• DATASET RECORDS
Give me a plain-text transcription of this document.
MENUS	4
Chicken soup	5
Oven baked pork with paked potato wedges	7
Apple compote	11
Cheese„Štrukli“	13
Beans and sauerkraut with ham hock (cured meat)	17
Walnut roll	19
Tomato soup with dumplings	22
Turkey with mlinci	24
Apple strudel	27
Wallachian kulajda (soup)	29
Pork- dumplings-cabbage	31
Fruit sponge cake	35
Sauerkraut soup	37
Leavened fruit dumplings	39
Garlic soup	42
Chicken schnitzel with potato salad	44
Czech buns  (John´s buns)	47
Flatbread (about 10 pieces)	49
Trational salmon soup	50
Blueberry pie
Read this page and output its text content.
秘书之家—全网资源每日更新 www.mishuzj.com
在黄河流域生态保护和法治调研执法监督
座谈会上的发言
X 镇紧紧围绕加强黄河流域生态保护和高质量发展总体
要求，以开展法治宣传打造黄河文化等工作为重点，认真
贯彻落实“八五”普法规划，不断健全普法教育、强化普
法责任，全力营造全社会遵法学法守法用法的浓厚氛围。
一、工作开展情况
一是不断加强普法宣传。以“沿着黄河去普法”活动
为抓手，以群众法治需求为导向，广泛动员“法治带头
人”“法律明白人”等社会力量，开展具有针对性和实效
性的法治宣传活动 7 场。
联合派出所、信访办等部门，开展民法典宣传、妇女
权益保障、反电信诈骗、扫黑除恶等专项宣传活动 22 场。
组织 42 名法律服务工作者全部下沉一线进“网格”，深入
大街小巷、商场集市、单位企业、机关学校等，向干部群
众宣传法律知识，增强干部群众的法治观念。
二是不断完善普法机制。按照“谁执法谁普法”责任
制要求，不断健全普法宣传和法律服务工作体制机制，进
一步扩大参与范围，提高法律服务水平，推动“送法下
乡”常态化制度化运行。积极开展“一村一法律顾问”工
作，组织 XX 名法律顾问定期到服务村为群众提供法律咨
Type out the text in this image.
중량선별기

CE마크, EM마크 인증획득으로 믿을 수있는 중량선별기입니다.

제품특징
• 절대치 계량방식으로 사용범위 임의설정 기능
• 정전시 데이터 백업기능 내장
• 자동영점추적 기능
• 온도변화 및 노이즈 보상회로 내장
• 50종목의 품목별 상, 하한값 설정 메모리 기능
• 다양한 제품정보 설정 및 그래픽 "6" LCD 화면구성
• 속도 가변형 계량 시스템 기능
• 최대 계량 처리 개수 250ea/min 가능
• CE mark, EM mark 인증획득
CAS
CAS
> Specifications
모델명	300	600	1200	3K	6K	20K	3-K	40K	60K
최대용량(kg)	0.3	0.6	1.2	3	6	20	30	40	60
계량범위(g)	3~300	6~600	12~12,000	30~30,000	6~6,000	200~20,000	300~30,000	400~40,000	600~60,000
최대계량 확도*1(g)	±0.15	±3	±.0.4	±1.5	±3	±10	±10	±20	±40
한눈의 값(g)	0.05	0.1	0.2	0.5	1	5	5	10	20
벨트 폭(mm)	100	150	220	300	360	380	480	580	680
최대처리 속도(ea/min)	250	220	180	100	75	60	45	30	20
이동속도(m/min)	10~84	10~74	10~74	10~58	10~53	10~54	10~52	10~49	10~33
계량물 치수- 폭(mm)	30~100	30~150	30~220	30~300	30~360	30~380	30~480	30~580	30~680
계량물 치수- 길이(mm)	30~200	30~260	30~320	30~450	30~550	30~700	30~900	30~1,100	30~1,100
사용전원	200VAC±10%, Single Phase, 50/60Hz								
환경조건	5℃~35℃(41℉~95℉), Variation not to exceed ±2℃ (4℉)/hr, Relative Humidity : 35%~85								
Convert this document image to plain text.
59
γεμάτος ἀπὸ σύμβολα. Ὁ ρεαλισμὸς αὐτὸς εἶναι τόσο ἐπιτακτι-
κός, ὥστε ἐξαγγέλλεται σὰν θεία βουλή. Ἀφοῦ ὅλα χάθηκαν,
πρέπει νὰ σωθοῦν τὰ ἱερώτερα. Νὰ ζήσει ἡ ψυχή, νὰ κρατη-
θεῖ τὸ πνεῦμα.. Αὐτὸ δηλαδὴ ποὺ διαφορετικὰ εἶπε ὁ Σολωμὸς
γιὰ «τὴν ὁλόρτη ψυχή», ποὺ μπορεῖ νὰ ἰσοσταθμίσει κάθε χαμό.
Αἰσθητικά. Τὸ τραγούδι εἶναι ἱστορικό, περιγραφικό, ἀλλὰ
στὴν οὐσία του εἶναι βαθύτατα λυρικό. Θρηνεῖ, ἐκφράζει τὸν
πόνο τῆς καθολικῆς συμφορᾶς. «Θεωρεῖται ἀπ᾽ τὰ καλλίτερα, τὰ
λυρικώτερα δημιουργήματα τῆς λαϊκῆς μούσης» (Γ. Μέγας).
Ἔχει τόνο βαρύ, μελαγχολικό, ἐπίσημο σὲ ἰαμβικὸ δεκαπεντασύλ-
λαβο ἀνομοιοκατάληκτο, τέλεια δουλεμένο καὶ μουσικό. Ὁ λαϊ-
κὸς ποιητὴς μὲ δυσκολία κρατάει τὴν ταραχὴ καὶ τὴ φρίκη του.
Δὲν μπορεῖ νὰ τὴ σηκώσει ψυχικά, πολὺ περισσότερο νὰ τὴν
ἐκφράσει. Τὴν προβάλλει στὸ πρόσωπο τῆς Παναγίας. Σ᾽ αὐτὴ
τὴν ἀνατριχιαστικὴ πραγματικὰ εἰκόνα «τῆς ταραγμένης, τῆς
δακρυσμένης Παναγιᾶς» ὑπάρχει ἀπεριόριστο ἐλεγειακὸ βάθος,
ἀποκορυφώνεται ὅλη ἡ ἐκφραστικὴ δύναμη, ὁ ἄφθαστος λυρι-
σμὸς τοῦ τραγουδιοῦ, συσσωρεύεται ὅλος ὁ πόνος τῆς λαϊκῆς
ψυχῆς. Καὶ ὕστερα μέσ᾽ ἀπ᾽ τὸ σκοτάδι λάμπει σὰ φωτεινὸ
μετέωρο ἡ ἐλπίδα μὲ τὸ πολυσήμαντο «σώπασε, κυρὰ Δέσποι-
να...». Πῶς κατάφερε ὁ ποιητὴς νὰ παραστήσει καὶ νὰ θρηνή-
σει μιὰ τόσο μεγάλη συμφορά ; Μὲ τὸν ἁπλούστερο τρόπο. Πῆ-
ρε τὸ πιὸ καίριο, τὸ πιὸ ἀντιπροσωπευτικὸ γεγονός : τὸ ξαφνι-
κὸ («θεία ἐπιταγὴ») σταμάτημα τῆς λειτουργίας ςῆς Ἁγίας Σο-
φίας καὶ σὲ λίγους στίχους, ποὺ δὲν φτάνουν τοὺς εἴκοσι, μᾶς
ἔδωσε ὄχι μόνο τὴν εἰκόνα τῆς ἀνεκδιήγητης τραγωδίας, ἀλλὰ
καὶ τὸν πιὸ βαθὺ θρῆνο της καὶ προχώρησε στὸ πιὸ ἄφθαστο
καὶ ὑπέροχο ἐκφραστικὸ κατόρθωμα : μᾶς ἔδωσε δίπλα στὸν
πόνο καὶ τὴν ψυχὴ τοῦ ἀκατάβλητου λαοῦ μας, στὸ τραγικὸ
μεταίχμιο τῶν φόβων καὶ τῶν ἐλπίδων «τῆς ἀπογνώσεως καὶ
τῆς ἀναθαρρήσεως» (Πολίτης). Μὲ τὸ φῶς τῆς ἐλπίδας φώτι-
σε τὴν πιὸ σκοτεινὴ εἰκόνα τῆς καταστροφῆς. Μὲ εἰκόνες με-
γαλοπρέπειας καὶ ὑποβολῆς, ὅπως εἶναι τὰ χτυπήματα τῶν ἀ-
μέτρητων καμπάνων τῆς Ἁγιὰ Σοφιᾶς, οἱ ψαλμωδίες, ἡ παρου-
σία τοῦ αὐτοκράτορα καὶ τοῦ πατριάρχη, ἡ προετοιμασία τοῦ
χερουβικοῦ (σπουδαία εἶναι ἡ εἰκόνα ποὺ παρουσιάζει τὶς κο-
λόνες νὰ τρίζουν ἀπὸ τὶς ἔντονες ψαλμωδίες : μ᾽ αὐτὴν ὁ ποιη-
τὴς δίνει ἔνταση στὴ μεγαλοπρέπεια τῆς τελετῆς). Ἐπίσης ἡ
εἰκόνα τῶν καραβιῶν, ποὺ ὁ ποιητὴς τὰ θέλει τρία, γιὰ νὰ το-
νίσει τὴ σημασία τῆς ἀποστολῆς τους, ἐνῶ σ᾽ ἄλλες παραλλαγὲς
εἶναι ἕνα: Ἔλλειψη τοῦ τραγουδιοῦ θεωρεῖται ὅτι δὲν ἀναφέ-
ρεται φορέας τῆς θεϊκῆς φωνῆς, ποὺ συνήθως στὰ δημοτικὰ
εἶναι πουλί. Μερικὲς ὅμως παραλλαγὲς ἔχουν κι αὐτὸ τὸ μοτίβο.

• YOUR INSTRUCTIONS
Scan the listing above and identify each line holding the string "ἔδωσε"; copy every such line.

• THE COMPLETED TASK
ἔδωσε ὄχι μόνο τὴν εἰκόνα τῆς ἀνεκδιήγητης τραγωδίας, ἀλλὰ
καὶ ὑπέροχο ἐκφραστικὸ κατόρθωμα : μᾶς ἔδωσε δίπλα στὸν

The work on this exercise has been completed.